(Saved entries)
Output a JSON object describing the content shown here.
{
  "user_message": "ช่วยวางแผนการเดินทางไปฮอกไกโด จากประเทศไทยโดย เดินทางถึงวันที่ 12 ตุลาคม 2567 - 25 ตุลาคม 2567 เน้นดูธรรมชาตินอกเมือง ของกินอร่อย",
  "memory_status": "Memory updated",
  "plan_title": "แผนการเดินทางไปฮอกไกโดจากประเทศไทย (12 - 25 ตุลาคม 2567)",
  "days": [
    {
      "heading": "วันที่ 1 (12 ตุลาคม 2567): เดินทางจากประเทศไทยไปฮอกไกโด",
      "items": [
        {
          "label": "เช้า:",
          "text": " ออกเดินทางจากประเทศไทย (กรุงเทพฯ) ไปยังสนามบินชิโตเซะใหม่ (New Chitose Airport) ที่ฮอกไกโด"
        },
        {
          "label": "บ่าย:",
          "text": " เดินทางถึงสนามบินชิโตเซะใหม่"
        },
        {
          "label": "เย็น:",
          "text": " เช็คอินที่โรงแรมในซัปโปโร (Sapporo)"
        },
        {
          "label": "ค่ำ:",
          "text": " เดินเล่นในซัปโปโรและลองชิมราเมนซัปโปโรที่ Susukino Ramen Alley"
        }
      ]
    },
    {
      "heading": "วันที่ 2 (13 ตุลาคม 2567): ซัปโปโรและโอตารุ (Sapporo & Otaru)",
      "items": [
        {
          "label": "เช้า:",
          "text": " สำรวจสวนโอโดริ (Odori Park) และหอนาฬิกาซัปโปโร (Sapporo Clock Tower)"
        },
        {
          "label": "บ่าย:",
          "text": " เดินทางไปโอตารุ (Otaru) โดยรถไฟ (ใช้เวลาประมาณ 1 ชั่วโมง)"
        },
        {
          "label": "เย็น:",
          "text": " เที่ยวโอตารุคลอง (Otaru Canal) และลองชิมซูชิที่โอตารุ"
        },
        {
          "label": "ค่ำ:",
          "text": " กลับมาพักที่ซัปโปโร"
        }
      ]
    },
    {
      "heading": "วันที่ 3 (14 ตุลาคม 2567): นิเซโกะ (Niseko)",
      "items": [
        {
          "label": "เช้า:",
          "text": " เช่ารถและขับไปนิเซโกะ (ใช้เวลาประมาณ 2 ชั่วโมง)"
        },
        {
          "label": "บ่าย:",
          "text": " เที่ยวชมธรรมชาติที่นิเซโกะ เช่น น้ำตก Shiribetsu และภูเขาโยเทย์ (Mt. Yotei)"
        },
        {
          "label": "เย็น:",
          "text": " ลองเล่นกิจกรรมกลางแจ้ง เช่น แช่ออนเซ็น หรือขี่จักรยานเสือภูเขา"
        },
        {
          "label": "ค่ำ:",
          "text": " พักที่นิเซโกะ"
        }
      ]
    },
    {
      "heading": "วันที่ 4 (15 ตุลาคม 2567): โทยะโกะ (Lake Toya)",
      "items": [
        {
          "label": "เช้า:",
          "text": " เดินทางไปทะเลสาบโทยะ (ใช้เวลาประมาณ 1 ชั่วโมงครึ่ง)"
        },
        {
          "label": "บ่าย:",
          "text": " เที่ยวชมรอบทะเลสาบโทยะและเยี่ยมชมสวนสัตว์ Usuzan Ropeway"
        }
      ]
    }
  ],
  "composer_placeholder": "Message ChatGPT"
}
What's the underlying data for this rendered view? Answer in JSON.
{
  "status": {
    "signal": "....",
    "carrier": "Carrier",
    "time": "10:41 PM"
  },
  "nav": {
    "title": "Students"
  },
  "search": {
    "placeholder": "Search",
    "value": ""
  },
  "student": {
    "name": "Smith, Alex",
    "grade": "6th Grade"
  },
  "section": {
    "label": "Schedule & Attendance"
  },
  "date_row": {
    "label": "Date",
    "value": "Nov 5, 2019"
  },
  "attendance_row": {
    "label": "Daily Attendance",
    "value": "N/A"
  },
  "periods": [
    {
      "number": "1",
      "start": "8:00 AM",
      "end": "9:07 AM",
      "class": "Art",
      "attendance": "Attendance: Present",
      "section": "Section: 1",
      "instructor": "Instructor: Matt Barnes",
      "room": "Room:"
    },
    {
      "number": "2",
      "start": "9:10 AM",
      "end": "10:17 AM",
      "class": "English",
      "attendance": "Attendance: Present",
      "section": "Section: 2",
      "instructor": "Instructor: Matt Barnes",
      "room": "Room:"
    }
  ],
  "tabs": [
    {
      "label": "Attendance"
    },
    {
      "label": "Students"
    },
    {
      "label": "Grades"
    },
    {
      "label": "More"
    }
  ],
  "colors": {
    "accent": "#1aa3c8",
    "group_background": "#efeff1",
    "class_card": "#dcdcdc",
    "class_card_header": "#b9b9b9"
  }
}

*Task statement:* Give all the records again. Match them exactly.

*Reply to the task:*
Output a JSON object describing the content shown here.
{
  "user_message": "ช่วยวางแผนการเดินทางไปฮอกไกโด จากประเทศไทยโดย เดินทางถึงวันที่ 12 ตุลาคม 2567 - 25 ตุลาคม 2567 เน้นดูธรรมชาตินอกเมือง ของกินอร่อย",
  "memory_status": "Memory updated",
  "plan_title": "แผนการเดินทางไปฮอกไกโดจากประเทศไทย (12 - 25 ตุลาคม 2567)",
  "days": [
    {
      "heading": "วันที่ 1 (12 ตุลาคม 2567): เดินทางจากประเทศไทยไปฮอกไกโด",
      "items": [
        {
          "label": "เช้า:",
          "text": " ออกเดินทางจากประเทศไทย (กรุงเทพฯ) ไปยังสนามบินชิโตเซะใหม่ (New Chitose Airport) ที่ฮอกไกโด"
        },
        {
          "label": "บ่าย:",
          "text": " เดินทางถึงสนามบินชิโตเซะใหม่"
        },
        {
          "label": "เย็น:",
          "text": " เช็คอินที่โรงแรมในซัปโปโร (Sapporo)"
        },
        {
          "label": "ค่ำ:",
          "text": " เดินเล่นในซัปโปโรและลองชิมราเมนซัปโปโรที่ Susukino Ramen Alley"
        }
      ]
    },
    {
      "heading": "วันที่ 2 (13 ตุลาคม 2567): ซัปโปโรและโอตารุ (Sapporo & Otaru)",
      "items": [
        {
          "label": "เช้า:",
          "text": " สำรวจสวนโอโดริ (Odori Park) และหอนาฬิกาซัปโปโร (Sapporo Clock Tower)"
        },
        {
          "label": "บ่าย:",
          "text": " เดินทางไปโอตารุ (Otaru) โดยรถไฟ (ใช้เวลาประมาณ 1 ชั่วโมง)"
        },
        {
          "label": "เย็น:",
          "text": " เที่ยวโอตารุคลอง (Otaru Canal) และลองชิมซูชิที่โอตารุ"
        },
        {
          "label": "ค่ำ:",
          "text": " กลับมาพักที่ซัปโปโร"
        }
      ]
    },
    {
      "heading": "วันที่ 3 (14 ตุลาคม 2567): นิเซโกะ (Niseko)",
      "items": [
        {
          "label": "เช้า:",
          "text": " เช่ารถและขับไปนิเซโกะ (ใช้เวลาประมาณ 2 ชั่วโมง)"
        },
        {
          "label": "บ่าย:",
          "text": " เที่ยวชมธรรมชาติที่นิเซโกะ เช่น น้ำตก Shiribetsu และภูเขาโยเทย์ (Mt. Yotei)"
        },
        {
          "label": "เย็น:",
          "text": " ลองเล่นกิจกรรมกลางแจ้ง เช่น แช่ออนเซ็น หรือขี่จักรยานเสือภูเขา"
        },
        {
          "label": "ค่ำ:",
          "text": " พักที่นิเซโกะ"
        }
      ]
    },
    {
      "heading": "วันที่ 4 (15 ตุลาคม 2567): โทยะโกะ (Lake Toya)",
      "items": [
        {
          "label": "เช้า:",
          "text": " เดินทางไปทะเลสาบโทยะ (ใช้เวลาประมาณ 1 ชั่วโมงครึ่ง)"
        },
        {
          "label": "บ่าย:",
          "text": " เที่ยวชมรอบทะเลสาบโทยะและเยี่ยมชมสวนสัตว์ Usuzan Ropeway"
        }
      ]
    }
  ],
  "composer_placeholder": "Message ChatGPT"
}
What's the underlying data for this rendered view? Answer in JSON.
{
  "status": {
    "signal": "....",
    "carrier": "Carrier",
    "time": "10:41 PM"
  },
  "nav": {
    "title": "Students"
  },
  "search": {
    "placeholder": "Search",
    "value": ""
  },
  "student": {
    "name": "Smith, Alex",
    "grade": "6th Grade"
  },
  "section": {
    "label": "Schedule & Attendance"
  },
  "date_row": {
    "label": "Date",
    "value": "Nov 5, 2019"
  },
  "attendance_row": {
    "label": "Daily Attendance",
    "value": "N/A"
  },
  "periods": [
    {
      "number": "1",
      "start": "8:00 AM",
      "end": "9:07 AM",
      "class": "Art",
      "attendance": "Attendance: Present",
      "section": "Section: 1",
      "instructor": "Instructor: Matt Barnes",
      "room": "Room:"
    },
    {
      "number": "2",
      "start": "9:10 AM",
      "end": "10:17 AM",
      "class": "English",
      "attendance": "Attendance: Present",
      "section": "Section: 2",
      "instructor": "Instructor: Matt Barnes",
      "room": "Room:"
    }
  ],
  "tabs": [
    {
      "label": "Attendance"
    },
    {
      "label": "Students"
    },
    {
      "label": "Grades"
    },
    {
      "label": "More"
    }
  ],
  "colors": {
    "accent": "#1aa3c8",
    "group_background": "#efeff1",
    "class_card": "#dcdcdc",
    "class_card_header": "#b9b9b9"
  }
}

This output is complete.